◆ Set problem ◆
Return all lines with the word "title" in them.

Dataset items:
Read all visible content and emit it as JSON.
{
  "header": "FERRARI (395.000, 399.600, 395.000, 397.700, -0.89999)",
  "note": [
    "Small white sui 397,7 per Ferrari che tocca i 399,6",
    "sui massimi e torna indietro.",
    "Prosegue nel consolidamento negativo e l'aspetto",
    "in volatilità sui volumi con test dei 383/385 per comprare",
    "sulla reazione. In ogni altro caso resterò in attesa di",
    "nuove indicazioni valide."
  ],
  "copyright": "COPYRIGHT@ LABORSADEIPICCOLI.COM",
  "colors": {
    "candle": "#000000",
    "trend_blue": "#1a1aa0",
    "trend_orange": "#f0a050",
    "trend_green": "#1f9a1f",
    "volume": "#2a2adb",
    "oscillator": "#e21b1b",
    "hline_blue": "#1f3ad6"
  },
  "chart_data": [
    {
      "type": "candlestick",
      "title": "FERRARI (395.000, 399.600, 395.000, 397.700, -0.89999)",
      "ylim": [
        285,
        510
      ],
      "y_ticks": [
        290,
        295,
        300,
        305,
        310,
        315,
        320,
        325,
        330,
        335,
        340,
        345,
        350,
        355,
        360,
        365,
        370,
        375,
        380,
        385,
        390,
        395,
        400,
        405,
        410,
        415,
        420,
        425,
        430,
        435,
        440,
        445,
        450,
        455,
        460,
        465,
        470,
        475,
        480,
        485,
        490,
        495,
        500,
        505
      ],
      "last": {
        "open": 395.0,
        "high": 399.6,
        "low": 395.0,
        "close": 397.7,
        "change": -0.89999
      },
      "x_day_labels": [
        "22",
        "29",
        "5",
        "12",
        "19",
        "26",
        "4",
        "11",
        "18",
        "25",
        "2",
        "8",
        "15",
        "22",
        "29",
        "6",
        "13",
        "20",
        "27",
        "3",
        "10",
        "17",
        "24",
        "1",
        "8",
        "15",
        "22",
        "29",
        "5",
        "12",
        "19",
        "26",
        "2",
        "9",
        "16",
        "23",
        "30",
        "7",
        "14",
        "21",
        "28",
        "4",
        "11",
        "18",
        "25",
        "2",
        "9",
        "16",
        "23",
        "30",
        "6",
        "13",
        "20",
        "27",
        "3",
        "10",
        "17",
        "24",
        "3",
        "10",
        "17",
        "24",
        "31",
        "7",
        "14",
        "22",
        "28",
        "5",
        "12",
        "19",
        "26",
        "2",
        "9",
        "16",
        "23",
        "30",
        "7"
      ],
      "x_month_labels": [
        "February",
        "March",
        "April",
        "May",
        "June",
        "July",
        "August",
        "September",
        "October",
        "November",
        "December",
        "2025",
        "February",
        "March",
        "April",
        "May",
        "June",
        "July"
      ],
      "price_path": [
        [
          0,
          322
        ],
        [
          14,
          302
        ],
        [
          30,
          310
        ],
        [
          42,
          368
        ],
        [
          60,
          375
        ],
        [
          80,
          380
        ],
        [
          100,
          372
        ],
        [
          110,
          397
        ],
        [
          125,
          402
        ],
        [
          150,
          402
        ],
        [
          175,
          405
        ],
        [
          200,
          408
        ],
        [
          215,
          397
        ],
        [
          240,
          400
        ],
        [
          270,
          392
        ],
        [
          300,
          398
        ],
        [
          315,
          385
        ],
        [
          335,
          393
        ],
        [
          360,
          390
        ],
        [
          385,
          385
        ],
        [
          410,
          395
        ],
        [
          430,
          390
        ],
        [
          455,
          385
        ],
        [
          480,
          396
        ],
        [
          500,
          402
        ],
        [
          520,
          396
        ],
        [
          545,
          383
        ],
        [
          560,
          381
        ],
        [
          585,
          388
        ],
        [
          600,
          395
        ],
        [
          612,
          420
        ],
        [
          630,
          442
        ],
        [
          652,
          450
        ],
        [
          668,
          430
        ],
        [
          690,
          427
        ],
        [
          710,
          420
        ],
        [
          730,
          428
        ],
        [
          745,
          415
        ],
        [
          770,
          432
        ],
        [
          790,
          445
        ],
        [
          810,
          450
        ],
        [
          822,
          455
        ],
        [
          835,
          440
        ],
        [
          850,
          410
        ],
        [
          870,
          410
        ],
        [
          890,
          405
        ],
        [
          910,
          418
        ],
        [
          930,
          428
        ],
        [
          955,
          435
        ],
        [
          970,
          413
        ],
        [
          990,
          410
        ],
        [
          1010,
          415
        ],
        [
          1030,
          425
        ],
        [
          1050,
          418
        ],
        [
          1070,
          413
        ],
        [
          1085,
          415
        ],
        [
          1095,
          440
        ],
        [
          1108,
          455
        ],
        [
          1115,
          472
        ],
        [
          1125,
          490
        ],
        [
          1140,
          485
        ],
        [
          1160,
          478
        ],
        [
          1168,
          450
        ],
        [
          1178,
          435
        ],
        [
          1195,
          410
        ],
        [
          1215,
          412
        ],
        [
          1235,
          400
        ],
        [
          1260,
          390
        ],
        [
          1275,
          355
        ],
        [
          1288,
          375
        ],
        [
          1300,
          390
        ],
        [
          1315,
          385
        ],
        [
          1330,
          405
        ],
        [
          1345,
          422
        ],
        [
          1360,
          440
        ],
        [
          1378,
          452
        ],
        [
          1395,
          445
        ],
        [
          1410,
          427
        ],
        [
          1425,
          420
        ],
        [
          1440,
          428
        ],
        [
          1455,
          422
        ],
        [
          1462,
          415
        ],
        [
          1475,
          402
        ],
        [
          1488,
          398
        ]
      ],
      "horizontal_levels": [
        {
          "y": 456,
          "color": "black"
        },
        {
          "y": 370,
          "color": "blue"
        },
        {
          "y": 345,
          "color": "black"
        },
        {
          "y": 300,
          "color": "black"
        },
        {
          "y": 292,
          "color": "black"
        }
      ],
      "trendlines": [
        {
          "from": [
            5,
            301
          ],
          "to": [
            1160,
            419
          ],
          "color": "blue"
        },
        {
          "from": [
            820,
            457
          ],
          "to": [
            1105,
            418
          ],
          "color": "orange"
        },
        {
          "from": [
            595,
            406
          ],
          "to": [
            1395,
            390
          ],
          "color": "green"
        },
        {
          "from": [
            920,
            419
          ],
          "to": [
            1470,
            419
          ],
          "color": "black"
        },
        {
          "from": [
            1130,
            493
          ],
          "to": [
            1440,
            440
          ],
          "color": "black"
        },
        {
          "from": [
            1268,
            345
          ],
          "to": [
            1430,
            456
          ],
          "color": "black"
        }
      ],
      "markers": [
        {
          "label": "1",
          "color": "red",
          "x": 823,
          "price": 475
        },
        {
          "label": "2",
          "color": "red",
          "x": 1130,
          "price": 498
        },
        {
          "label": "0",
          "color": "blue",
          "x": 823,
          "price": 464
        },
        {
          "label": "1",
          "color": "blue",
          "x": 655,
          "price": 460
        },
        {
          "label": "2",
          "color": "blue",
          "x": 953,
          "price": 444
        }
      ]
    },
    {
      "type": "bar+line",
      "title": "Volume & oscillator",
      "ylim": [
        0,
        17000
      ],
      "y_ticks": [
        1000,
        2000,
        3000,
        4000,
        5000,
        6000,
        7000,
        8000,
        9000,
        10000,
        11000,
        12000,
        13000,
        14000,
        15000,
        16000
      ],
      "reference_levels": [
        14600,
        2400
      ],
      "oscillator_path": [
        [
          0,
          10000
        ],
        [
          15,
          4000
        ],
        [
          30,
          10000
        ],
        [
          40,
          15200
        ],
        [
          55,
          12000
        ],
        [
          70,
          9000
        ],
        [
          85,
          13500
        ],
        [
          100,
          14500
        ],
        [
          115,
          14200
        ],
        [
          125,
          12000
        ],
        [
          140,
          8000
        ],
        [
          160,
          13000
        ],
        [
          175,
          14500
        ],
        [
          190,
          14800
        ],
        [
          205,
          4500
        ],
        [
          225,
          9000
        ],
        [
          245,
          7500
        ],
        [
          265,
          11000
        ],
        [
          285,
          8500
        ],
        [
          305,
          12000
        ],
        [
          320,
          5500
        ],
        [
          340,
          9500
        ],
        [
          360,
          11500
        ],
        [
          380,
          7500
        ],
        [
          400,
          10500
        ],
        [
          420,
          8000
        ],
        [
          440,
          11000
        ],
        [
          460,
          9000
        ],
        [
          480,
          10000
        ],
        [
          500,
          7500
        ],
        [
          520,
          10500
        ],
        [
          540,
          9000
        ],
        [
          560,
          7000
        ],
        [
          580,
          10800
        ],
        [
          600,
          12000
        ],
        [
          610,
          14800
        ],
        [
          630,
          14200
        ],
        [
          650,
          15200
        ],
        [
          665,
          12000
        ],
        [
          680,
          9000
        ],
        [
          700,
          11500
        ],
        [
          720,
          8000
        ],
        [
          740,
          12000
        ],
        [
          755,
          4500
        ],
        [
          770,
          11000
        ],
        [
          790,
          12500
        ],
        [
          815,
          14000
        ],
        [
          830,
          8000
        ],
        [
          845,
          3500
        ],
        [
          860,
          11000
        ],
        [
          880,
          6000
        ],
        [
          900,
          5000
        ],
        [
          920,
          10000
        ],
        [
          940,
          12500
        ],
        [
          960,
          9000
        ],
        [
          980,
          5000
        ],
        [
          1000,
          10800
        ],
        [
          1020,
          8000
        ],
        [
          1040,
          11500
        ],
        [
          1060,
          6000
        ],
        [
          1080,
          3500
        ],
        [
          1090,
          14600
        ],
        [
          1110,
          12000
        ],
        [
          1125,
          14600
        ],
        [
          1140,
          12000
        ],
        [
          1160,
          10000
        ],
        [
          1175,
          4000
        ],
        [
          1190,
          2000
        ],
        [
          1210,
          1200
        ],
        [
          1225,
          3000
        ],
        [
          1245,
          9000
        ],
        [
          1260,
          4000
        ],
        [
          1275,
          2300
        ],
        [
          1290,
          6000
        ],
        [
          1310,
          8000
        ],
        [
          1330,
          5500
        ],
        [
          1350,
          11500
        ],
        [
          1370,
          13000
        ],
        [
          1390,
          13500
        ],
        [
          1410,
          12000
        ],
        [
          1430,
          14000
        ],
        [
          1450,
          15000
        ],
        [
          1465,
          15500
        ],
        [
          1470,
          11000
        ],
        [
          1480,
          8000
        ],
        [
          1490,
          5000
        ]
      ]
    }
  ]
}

◆ Solution to this problem ◆
      "title": "FERRARI (395.000, 399.600, 395.000, 397.700, -0.89999)",
      "title": "Volume & oscillator",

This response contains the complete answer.